A recent paper adds a new facet to the role of the microenvironment in tumorigenesis, showing that stromal-derived exosomes can promote breast cancer cell migration and invasiveness by modulating signaling through the Wnt–planar cell polarity (PCP) pathway (Cell 151, 1542–1556).

Valbona Luga et al. found that fibroblast-conditioned medium promoted the formation of protusions from breast cancer cells as well as their motility, and co-injection of fibroblasts and breast cancer cells into mice led to increased metastasis compared to the injection of cancer cells alone. They then showed that knockdown of core PCP pathway components in cancer cells abrogated the effects of fibroblasts on breast cancer cell motility, suggesting that the fibroblasts mediate motility through the PCP pathway. Similarly, the fibroblast-mediated effects required expression of the Wnt ligand Wnt11 in breast cancer cells. Treatment of the cancer cells with conditioned medium led to the asymmetric distribution of core PCP components and Wnt11 in cell protrusions, analogous to the distribution of such components in planar-polarized epithelial cells.

→ **PROVIDED MATERIAL**:
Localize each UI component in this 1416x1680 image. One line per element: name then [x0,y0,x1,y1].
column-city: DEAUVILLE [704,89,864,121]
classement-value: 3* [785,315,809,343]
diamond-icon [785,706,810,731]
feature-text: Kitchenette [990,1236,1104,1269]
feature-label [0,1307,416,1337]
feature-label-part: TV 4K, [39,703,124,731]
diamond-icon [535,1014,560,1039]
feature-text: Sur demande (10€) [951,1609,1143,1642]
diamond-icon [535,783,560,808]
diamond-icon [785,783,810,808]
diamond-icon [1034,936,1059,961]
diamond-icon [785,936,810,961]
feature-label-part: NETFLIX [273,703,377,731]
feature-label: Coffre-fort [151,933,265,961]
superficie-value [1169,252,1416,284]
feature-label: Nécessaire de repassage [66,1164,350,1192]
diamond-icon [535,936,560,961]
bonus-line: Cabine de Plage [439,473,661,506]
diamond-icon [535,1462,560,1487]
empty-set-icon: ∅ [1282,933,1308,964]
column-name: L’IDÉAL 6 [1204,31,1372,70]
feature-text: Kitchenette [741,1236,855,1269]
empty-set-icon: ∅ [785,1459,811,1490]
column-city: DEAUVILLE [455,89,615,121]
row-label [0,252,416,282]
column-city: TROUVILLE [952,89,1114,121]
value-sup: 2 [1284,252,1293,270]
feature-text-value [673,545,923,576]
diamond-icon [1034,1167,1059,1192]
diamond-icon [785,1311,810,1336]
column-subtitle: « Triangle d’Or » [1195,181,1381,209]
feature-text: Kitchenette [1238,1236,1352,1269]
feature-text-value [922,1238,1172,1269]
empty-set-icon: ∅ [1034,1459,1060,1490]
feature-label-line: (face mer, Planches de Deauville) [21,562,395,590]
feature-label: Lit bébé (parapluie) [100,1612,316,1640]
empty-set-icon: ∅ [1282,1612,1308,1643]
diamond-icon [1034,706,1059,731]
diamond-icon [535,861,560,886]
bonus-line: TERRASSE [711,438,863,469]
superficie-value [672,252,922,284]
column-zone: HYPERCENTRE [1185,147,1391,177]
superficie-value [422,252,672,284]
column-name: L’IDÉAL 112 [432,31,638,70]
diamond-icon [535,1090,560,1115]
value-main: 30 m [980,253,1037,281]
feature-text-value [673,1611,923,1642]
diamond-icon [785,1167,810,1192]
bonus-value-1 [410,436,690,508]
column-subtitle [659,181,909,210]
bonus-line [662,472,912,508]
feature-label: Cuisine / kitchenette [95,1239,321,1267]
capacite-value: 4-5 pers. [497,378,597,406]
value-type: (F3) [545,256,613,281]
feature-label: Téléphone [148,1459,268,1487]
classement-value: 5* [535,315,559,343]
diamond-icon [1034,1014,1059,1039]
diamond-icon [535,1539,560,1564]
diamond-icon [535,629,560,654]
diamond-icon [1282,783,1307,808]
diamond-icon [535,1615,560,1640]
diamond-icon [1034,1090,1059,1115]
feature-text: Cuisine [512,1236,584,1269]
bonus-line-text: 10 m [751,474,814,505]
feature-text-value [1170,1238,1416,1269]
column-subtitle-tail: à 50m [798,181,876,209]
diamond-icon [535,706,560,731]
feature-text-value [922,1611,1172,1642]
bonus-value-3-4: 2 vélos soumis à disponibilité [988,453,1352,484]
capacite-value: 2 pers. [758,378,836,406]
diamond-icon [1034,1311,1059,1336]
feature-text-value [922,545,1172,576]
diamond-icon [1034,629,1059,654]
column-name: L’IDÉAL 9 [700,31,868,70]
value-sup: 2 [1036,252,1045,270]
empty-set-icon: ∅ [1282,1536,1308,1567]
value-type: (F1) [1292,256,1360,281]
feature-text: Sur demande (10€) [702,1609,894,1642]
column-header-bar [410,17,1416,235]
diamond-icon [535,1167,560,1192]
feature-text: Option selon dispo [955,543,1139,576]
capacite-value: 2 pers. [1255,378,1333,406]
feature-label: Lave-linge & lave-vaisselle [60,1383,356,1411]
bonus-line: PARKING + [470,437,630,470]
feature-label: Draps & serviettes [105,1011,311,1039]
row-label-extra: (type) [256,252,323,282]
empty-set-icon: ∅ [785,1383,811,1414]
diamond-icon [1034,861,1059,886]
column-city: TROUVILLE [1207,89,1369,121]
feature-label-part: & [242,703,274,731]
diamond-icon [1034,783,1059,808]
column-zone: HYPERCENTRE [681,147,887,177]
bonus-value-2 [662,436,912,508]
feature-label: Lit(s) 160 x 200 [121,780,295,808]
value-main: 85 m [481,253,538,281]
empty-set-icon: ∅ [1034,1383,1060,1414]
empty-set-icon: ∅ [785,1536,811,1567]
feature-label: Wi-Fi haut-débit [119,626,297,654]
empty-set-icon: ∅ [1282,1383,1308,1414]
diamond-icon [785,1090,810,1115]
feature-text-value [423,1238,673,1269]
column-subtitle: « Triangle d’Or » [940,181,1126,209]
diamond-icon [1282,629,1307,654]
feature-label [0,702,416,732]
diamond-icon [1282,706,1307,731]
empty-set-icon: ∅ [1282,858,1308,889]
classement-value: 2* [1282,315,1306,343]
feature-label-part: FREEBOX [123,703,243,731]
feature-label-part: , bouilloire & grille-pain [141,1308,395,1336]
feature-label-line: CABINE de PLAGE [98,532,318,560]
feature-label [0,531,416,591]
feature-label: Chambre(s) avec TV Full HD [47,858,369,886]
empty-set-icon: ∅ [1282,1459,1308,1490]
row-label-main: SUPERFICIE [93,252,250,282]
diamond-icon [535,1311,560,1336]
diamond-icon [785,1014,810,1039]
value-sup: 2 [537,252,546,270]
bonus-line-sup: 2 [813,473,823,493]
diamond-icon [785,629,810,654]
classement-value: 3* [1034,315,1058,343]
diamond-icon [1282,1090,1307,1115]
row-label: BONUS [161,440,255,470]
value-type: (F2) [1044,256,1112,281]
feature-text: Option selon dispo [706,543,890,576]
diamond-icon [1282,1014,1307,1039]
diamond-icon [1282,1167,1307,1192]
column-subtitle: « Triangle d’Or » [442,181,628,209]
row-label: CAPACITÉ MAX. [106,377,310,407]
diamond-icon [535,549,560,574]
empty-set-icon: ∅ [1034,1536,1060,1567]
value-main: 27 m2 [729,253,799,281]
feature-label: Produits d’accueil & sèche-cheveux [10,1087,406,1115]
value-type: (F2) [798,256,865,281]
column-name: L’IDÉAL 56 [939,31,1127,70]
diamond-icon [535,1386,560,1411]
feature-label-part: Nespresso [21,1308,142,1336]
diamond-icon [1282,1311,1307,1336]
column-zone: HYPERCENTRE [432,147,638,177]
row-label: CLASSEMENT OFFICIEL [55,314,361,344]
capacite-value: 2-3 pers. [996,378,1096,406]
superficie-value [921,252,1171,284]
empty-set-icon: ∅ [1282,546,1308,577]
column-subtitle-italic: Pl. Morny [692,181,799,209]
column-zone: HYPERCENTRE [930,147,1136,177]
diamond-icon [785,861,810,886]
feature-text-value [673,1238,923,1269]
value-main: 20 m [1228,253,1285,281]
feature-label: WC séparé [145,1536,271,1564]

→ **PARTS OF THE EXERCISE**:
(a) In the passage on breast cancer cell migration, which Wnt ligand had to be expressed in breast cancer cells for the fibroblast effects to occur?
(b) Carry on the passage on breast cancer cell migration, starting right after its last sentence.

→ **ANSWERS IN ORDER**:
(a) Wnt11.

(b)
The authors then identified the active component of the conditioned medium as exosomes expressing the tetraspanin protein CD81. In a gene expression data set from human breast cancers, they showed that CD81 was significantly upregulated in the stroma associated with breast cancer compared with control breast tissue, suggesting that CD81 may also have a role in the tumor-associated stroma in human breast cancer.

Finally, Luga et al. provided mechanistic insights into how stromal exosomes mediate autocrine PCP signaling in breast cancer cells: the exosomes are taken up by the cancer cells by endocytosis, and Wnt11 then associates with the exosomes and is redistributed in the cancer cell, which the authors suggest is important for activating PCP signaling.